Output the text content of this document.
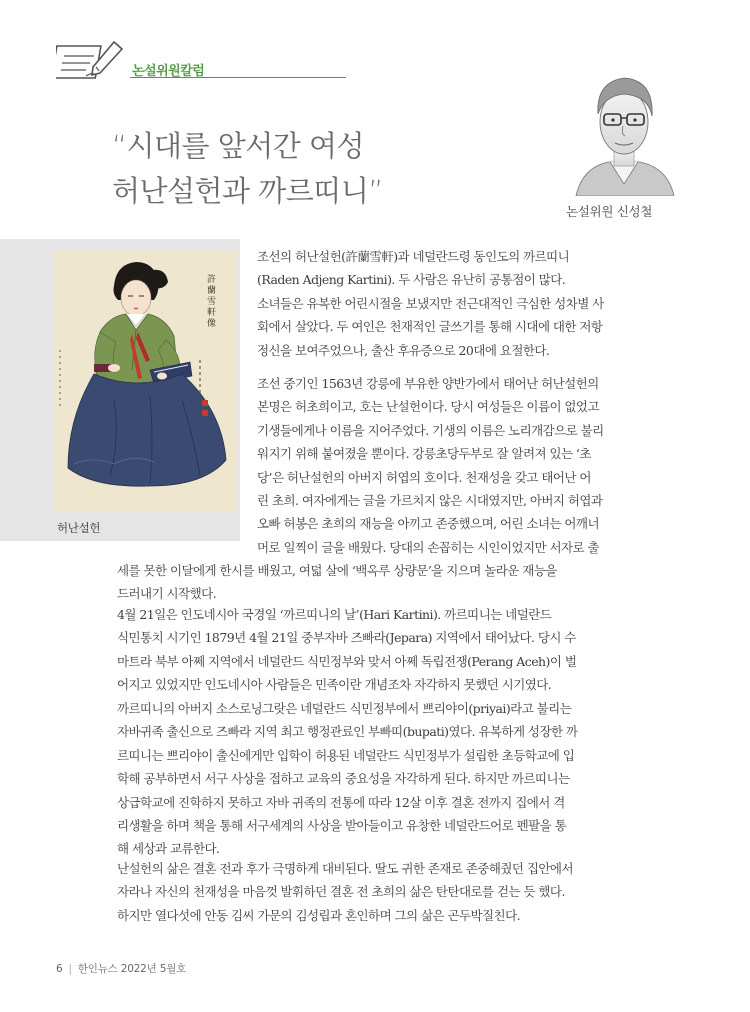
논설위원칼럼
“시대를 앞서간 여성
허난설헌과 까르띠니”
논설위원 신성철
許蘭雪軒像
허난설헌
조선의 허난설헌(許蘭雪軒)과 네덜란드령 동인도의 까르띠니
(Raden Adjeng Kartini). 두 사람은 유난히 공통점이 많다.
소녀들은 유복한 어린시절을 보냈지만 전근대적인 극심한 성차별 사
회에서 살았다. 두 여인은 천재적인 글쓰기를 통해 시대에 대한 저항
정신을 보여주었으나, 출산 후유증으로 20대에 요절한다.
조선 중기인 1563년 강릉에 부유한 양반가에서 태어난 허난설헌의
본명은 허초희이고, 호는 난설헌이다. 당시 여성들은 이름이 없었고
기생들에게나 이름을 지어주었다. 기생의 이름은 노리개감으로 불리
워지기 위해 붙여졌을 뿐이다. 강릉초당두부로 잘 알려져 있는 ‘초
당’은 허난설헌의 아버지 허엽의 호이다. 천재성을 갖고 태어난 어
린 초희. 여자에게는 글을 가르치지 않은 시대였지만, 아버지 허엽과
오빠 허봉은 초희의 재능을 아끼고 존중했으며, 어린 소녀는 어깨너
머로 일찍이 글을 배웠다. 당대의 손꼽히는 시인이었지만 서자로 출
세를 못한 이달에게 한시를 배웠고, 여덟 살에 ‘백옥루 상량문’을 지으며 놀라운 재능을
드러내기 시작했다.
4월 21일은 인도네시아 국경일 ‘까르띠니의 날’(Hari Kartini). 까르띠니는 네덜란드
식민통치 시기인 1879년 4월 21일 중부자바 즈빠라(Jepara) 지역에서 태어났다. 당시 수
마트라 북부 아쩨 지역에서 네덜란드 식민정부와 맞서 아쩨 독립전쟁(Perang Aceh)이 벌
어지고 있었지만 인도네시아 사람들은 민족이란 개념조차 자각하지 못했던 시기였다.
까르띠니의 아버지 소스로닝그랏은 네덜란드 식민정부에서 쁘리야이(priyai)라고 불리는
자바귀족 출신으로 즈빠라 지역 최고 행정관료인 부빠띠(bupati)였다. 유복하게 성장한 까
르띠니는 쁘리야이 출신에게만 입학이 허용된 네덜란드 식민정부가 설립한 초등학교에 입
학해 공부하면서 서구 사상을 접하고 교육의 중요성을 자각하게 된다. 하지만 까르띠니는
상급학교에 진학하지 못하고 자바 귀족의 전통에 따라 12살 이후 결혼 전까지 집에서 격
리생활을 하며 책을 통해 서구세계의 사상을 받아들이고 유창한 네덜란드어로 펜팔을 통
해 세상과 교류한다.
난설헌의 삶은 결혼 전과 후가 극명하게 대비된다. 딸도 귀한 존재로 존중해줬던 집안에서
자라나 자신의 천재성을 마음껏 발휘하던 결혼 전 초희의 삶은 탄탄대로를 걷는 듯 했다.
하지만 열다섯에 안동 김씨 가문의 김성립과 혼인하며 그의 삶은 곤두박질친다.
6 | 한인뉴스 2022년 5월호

- _Exercise requirements_
Identify every line above that includes the word "까르띠니는", and show those lines.

- _Solution to this task_
4월 21일은 인도네시아 국경일 ‘까르띠니의 날’(Hari Kartini). 까르띠니는 네덜란드
학해 공부하면서 서구 사상을 접하고 교육의 중요성을 자각하게 된다. 하지만 까르띠니는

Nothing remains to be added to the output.